GIVEN TASK:
Check each line of the data for "structured" and select those that have it.

RECORDS SUPPLIED:
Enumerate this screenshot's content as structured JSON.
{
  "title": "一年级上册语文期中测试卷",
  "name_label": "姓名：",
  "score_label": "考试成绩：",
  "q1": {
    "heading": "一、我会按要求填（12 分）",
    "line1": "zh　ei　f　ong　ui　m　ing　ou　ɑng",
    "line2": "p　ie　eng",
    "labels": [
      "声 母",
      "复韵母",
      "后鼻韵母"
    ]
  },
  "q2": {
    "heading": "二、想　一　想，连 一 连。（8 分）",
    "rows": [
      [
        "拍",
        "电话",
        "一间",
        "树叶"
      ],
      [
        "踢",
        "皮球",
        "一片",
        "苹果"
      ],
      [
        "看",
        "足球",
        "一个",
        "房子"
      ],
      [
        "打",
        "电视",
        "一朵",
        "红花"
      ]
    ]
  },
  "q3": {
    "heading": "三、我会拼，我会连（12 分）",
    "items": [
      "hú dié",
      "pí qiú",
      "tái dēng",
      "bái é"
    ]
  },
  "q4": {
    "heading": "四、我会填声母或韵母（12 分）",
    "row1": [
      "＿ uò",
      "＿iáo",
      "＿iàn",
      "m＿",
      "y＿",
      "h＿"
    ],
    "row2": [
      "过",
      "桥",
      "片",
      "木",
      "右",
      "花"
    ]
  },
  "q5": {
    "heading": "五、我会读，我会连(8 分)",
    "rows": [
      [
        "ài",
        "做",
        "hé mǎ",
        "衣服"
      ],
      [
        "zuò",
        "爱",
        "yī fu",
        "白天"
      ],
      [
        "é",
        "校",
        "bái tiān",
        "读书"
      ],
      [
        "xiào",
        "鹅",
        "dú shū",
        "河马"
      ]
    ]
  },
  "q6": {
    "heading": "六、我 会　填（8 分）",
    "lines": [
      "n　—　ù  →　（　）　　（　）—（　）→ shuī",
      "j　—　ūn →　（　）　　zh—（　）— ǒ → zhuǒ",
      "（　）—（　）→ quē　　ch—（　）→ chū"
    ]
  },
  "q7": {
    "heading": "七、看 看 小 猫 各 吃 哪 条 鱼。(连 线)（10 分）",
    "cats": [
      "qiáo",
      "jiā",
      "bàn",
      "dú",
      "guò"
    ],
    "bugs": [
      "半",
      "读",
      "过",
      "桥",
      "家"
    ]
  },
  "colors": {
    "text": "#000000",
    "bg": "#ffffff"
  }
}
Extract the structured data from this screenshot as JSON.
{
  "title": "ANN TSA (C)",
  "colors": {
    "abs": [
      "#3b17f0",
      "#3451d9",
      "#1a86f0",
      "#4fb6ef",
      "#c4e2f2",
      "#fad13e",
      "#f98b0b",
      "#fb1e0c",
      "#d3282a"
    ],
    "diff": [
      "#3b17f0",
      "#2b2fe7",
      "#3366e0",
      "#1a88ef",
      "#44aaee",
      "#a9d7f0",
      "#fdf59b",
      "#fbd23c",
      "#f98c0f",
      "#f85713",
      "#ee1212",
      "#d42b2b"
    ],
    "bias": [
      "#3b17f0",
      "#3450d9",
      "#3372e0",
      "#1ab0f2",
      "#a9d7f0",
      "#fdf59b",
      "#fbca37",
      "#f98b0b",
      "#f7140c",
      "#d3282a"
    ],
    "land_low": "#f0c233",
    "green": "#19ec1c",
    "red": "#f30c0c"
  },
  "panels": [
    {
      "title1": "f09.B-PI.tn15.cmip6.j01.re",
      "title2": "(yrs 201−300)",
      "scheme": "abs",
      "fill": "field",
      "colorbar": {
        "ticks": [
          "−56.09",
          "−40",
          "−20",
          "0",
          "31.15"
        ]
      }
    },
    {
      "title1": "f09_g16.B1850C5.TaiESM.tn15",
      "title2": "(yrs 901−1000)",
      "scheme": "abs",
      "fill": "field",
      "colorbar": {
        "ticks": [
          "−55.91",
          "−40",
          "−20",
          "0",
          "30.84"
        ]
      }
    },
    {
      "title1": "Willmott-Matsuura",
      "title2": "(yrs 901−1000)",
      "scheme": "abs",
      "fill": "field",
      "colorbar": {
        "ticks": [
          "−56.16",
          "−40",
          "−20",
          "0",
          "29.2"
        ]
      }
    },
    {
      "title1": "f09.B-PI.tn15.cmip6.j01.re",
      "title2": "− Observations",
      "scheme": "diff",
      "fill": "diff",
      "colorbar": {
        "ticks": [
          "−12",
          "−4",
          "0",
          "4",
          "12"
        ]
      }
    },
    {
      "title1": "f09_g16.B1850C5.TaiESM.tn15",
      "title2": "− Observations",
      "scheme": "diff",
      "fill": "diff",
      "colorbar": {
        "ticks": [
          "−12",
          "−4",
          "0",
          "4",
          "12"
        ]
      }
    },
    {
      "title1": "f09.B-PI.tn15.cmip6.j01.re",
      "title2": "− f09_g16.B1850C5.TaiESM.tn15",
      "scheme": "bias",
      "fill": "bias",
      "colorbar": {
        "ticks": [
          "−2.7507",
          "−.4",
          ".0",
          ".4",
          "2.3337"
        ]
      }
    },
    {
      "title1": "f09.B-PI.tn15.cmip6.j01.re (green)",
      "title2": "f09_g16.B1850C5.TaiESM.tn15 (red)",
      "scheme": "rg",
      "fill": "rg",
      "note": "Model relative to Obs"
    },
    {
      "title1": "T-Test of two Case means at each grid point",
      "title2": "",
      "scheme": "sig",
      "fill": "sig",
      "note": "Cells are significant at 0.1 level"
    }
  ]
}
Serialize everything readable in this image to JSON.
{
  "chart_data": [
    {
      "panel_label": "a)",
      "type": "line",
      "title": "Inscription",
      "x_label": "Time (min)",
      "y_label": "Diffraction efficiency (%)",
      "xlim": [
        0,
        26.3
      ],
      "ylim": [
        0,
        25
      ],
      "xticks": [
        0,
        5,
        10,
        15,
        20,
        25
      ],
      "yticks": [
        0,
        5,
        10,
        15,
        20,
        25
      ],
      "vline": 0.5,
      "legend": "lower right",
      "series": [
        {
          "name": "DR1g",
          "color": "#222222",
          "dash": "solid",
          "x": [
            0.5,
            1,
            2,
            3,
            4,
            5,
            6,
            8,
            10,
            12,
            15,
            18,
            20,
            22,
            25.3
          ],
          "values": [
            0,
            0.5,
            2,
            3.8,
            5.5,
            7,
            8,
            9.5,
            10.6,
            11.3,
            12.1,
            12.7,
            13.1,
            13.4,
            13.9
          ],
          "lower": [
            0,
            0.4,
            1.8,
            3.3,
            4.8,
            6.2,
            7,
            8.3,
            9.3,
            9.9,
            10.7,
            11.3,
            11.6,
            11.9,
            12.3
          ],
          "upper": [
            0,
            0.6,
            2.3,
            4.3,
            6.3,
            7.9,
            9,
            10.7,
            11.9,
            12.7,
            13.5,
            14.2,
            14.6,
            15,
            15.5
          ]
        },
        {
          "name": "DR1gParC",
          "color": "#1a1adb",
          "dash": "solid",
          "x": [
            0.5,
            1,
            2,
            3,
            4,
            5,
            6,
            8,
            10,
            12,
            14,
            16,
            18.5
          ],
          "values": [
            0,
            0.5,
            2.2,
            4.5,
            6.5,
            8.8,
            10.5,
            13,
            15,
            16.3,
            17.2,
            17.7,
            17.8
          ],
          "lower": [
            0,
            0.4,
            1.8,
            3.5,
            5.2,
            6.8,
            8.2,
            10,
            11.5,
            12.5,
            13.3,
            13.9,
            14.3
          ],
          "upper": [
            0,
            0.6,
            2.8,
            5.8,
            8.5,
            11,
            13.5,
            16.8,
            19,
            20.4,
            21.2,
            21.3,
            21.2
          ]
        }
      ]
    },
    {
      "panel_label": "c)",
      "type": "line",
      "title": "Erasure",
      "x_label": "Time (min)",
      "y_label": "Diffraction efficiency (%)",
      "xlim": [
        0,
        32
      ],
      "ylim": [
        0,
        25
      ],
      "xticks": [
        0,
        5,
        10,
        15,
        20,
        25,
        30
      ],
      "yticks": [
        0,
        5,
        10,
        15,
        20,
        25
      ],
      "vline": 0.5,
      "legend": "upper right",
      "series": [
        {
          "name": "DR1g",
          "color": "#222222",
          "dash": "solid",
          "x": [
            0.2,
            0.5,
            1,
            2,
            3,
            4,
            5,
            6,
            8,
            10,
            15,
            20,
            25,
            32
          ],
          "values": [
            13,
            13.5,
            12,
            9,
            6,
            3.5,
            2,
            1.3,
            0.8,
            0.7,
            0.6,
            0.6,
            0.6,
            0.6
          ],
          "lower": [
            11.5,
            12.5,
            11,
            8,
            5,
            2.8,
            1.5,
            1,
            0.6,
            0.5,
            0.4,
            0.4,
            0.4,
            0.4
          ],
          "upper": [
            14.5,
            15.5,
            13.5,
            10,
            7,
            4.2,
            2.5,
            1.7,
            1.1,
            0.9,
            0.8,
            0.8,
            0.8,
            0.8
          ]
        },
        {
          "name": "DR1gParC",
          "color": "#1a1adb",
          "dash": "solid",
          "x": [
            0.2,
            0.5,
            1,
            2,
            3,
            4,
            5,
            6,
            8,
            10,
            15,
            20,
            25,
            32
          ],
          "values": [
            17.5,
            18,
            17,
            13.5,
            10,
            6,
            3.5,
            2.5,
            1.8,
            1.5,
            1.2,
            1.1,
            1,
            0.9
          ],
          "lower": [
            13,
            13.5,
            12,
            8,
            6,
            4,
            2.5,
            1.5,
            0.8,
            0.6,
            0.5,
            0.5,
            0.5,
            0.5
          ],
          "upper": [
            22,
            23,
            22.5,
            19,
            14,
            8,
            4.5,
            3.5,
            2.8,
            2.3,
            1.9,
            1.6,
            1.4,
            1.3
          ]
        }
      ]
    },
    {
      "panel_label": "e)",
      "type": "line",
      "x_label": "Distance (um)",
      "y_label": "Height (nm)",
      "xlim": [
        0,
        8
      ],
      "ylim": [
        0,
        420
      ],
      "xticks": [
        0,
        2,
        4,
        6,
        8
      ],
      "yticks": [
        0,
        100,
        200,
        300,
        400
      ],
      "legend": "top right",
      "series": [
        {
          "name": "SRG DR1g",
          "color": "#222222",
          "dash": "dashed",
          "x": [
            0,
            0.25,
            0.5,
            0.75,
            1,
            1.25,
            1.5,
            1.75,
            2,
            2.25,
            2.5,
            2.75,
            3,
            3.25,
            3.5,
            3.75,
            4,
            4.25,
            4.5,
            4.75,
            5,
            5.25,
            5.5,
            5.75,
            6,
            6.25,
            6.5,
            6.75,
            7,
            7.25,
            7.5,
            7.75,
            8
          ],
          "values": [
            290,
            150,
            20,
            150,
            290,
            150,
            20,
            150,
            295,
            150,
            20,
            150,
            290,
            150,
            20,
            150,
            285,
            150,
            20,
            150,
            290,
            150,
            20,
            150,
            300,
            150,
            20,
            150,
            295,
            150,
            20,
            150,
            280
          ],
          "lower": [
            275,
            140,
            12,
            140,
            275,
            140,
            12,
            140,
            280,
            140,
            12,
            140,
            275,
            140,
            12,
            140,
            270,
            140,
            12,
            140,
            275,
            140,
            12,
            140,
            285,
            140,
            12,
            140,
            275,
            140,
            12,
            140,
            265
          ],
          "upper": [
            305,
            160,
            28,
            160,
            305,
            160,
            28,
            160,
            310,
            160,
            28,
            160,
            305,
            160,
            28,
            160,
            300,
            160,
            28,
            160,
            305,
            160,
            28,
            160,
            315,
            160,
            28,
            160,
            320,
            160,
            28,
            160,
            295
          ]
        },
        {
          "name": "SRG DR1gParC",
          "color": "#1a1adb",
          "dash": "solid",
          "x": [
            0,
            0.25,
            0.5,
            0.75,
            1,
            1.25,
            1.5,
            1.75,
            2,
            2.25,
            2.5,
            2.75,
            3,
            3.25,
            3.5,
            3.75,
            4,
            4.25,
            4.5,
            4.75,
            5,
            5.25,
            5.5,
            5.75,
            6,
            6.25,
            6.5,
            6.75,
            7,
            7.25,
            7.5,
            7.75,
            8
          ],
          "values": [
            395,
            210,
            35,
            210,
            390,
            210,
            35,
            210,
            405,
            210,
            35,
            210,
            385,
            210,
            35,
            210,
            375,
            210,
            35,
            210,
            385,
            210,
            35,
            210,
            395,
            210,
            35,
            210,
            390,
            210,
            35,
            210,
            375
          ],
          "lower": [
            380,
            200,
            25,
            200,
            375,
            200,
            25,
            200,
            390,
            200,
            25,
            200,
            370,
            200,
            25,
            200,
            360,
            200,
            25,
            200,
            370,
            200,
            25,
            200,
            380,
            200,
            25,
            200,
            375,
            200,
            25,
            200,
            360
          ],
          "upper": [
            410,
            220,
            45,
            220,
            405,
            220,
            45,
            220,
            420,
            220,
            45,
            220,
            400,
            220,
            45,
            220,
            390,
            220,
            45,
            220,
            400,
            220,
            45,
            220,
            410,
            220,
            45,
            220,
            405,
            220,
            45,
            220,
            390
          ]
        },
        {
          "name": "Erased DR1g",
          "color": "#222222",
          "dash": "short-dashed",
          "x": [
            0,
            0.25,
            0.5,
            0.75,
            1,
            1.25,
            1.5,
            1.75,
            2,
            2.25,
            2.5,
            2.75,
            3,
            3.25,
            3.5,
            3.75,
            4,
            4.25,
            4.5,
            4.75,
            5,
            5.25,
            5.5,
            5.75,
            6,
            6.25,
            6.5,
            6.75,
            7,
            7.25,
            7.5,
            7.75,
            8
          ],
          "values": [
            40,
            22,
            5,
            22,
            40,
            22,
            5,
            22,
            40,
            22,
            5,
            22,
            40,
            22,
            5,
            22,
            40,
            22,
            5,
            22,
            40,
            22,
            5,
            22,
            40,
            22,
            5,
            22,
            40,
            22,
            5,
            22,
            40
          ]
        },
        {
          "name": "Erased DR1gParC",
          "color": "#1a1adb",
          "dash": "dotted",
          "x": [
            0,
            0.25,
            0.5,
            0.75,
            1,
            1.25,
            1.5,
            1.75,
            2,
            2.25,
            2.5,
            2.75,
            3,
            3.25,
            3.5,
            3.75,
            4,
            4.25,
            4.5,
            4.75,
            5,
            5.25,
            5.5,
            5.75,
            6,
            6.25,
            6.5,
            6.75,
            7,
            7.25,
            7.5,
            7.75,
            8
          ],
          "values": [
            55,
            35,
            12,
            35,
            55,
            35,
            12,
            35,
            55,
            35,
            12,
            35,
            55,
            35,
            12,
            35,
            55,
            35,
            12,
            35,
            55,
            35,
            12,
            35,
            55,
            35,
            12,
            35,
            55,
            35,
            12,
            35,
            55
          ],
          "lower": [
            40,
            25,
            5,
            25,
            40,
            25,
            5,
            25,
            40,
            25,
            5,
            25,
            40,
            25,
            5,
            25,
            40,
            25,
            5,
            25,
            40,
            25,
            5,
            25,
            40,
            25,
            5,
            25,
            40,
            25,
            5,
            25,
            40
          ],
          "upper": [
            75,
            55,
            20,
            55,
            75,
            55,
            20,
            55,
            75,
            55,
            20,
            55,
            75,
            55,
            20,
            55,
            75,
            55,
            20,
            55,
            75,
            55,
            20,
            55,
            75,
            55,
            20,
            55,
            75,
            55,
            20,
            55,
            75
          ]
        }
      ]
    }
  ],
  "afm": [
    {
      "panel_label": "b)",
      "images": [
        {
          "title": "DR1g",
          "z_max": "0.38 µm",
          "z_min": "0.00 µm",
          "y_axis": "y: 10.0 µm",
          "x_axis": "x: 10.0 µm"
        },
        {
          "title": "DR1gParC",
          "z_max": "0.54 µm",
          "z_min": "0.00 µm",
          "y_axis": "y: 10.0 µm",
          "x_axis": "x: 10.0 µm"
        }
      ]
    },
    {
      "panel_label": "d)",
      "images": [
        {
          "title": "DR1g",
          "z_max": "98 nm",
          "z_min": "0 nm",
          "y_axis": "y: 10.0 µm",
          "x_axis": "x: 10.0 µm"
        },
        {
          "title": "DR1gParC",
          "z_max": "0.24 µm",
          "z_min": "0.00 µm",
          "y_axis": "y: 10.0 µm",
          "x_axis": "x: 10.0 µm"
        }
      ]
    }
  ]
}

COMPLETE RESPONSE:
Enumerate this screenshot's content as structured JSON.
Extract the structured data from this screenshot as JSON.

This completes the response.